── Listed entries ──

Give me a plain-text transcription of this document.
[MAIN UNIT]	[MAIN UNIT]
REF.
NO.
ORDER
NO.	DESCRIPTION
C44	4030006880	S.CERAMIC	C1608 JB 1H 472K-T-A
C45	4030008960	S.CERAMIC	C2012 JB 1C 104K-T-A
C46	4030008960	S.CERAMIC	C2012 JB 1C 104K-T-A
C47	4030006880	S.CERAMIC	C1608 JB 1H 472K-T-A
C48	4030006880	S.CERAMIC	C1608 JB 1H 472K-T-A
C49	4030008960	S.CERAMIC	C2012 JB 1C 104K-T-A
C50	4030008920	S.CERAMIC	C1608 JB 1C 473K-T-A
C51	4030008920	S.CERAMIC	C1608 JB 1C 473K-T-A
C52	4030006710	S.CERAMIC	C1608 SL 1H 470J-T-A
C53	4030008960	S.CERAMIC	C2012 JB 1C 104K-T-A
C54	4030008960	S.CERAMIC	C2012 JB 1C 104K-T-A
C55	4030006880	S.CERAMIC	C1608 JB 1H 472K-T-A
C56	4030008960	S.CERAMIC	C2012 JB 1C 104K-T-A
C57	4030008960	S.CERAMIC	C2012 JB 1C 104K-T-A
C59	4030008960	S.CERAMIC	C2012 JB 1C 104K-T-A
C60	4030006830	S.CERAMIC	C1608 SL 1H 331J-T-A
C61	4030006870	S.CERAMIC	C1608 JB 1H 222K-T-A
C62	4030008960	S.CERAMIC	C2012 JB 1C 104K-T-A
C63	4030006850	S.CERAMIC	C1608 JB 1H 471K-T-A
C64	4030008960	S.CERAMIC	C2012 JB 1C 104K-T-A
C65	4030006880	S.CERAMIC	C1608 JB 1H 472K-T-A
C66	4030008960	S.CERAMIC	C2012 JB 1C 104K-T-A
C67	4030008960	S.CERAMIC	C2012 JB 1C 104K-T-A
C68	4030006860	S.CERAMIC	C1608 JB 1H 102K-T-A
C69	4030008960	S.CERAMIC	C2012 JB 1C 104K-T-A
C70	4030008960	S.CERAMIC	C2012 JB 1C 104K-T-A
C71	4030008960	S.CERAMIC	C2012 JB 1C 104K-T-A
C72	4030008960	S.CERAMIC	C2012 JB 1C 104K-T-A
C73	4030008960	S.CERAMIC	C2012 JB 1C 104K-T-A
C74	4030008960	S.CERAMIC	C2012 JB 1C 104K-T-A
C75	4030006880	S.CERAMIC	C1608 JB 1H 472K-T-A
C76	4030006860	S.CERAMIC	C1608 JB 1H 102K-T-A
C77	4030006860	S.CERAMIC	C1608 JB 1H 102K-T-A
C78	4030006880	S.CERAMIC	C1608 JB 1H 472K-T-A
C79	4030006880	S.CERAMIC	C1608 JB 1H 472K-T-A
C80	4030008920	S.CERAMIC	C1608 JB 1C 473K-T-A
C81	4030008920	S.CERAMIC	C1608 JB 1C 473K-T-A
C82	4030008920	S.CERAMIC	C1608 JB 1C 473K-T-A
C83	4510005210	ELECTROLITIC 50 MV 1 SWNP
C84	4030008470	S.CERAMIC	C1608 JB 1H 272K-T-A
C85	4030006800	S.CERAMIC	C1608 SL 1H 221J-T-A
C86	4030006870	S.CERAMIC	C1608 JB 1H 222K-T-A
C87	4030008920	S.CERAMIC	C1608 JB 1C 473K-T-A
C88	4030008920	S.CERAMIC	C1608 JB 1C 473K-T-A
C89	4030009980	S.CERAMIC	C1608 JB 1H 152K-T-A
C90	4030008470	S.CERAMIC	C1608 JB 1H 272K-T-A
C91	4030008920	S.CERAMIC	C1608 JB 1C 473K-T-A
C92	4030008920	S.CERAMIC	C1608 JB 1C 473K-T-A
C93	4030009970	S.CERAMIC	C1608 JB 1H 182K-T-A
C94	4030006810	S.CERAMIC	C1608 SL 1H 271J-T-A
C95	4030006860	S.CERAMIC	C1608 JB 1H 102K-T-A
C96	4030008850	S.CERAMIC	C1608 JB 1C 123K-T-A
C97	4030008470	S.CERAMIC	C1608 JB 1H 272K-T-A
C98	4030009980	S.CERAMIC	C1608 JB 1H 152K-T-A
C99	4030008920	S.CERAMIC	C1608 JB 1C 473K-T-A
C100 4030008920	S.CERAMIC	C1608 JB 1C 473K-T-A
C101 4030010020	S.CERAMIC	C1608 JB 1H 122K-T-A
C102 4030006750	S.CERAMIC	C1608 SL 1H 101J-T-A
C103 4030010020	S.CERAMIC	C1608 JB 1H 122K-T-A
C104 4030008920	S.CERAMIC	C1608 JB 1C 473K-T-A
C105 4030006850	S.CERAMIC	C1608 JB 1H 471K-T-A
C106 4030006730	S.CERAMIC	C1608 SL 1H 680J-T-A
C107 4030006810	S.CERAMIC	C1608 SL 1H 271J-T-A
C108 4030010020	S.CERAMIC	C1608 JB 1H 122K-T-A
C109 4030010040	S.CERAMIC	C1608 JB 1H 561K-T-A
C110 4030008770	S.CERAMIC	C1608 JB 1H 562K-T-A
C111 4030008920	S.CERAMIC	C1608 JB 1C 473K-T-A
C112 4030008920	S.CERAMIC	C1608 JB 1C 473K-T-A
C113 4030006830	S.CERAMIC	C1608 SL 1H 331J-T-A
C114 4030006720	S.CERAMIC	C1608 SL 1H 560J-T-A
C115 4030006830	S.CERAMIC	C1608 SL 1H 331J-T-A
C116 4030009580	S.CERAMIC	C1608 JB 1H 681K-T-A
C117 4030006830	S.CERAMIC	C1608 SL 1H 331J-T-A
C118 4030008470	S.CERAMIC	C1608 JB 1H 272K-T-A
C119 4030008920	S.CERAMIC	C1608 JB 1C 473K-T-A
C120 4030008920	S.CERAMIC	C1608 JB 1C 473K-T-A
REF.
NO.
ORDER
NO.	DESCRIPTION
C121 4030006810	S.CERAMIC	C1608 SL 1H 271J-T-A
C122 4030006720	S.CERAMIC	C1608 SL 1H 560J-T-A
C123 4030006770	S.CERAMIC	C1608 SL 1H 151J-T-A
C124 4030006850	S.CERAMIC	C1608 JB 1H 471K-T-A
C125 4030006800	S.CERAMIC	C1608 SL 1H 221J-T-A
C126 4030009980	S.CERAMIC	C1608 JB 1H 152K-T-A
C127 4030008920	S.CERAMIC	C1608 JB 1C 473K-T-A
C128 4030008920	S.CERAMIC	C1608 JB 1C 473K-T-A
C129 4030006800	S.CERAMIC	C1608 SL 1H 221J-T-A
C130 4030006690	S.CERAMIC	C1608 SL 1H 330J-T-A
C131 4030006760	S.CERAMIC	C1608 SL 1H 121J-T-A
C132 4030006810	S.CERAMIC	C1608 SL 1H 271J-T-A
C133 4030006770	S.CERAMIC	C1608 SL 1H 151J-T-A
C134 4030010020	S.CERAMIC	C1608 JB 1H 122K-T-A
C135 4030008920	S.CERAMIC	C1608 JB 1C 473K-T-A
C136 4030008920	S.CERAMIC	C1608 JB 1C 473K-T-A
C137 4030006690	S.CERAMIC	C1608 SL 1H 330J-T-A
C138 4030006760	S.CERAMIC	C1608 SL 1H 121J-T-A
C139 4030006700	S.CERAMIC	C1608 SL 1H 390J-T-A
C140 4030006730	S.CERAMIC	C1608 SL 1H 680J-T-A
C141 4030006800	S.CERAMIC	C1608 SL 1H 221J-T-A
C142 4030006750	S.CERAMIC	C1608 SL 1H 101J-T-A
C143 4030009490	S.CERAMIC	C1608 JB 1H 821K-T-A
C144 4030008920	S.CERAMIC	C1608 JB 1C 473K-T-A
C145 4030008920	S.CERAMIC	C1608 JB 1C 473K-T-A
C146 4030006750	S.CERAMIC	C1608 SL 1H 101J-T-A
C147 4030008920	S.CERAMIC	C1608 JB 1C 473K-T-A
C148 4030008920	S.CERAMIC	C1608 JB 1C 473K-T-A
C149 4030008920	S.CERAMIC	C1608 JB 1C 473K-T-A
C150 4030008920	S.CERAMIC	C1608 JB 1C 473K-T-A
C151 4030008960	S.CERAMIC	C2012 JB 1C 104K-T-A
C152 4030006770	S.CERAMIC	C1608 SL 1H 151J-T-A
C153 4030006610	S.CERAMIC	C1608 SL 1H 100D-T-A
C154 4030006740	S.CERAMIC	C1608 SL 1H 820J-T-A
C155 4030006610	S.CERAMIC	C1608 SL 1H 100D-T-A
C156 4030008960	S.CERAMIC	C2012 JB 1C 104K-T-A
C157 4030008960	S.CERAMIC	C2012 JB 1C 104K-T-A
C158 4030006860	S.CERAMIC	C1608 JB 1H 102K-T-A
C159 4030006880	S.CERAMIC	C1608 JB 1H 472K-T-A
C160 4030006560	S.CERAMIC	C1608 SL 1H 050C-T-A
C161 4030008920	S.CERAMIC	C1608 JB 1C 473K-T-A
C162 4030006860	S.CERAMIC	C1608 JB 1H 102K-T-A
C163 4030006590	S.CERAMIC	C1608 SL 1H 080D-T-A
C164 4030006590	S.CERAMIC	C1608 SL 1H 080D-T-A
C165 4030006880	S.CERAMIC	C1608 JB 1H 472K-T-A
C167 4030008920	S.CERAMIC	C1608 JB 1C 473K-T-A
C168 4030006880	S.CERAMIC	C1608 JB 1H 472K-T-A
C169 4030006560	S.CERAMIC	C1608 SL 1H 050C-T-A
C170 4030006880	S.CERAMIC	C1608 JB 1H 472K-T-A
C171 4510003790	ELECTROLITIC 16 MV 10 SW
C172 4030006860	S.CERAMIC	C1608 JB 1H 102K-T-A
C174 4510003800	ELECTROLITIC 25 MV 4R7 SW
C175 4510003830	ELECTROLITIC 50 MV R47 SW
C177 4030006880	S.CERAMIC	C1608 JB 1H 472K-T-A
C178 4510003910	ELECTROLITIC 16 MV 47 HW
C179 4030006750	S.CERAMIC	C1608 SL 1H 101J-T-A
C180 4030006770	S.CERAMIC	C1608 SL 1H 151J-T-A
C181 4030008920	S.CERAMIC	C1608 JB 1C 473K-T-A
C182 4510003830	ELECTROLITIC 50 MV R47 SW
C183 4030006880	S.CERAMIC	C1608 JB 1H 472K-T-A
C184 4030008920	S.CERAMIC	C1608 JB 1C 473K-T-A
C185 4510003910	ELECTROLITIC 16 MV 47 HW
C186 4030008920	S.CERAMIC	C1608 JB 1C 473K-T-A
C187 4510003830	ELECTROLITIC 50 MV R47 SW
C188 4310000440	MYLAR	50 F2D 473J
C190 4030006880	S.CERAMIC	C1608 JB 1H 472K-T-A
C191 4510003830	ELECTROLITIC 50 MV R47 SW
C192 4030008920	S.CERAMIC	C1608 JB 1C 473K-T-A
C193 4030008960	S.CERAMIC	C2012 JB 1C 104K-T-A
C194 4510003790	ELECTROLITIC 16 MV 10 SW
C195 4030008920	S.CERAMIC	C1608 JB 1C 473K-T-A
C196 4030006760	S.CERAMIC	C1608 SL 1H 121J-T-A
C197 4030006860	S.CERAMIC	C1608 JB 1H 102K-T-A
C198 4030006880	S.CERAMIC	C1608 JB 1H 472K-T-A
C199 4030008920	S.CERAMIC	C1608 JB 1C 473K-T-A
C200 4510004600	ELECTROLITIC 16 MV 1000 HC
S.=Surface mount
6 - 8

───
── Listed entries ──

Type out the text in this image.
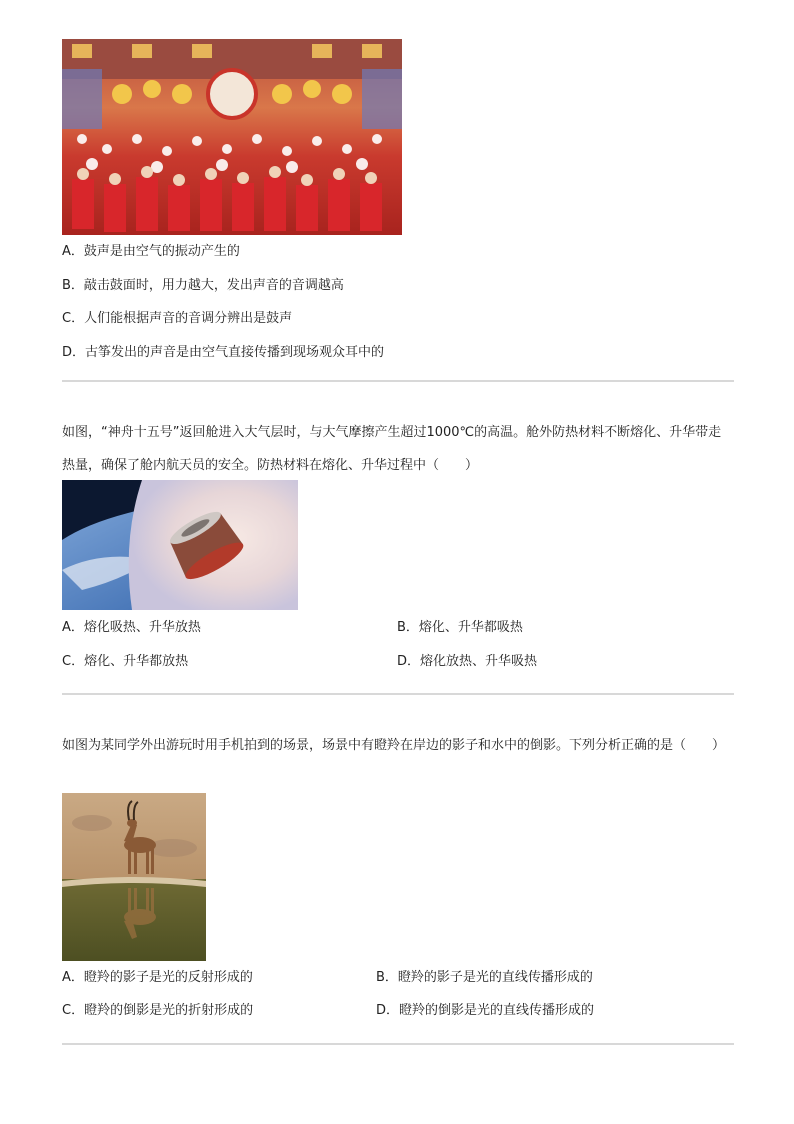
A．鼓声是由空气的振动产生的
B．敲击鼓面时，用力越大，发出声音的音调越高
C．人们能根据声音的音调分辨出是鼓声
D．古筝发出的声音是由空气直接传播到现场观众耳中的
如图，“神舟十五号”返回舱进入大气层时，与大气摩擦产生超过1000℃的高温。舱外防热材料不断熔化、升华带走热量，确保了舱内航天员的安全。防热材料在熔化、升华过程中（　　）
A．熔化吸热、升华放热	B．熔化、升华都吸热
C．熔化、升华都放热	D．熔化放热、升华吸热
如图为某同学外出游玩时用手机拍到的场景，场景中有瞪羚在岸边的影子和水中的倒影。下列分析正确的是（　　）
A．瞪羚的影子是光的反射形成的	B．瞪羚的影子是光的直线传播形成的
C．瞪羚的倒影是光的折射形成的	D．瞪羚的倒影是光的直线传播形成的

───

What you will do
Pull out each line of the entries that contains "ELECTROLITIC".

Answer to the problem
C83	4510005210	ELECTROLITIC 50 MV 1 SWNP
C171 4510003790	ELECTROLITIC 16 MV 10 SW
C174 4510003800	ELECTROLITIC 25 MV 4R7 SW
C175 4510003830	ELECTROLITIC 50 MV R47 SW
C178 4510003910	ELECTROLITIC 16 MV 47 HW
C182 4510003830	ELECTROLITIC 50 MV R47 SW
C185 4510003910	ELECTROLITIC 16 MV 47 HW
C187 4510003830	ELECTROLITIC 50 MV R47 SW
C191 4510003830	ELECTROLITIC 50 MV R47 SW
C194 4510003790	ELECTROLITIC 16 MV 10 SW
C200 4510004600	ELECTROLITIC 16 MV 1000 HC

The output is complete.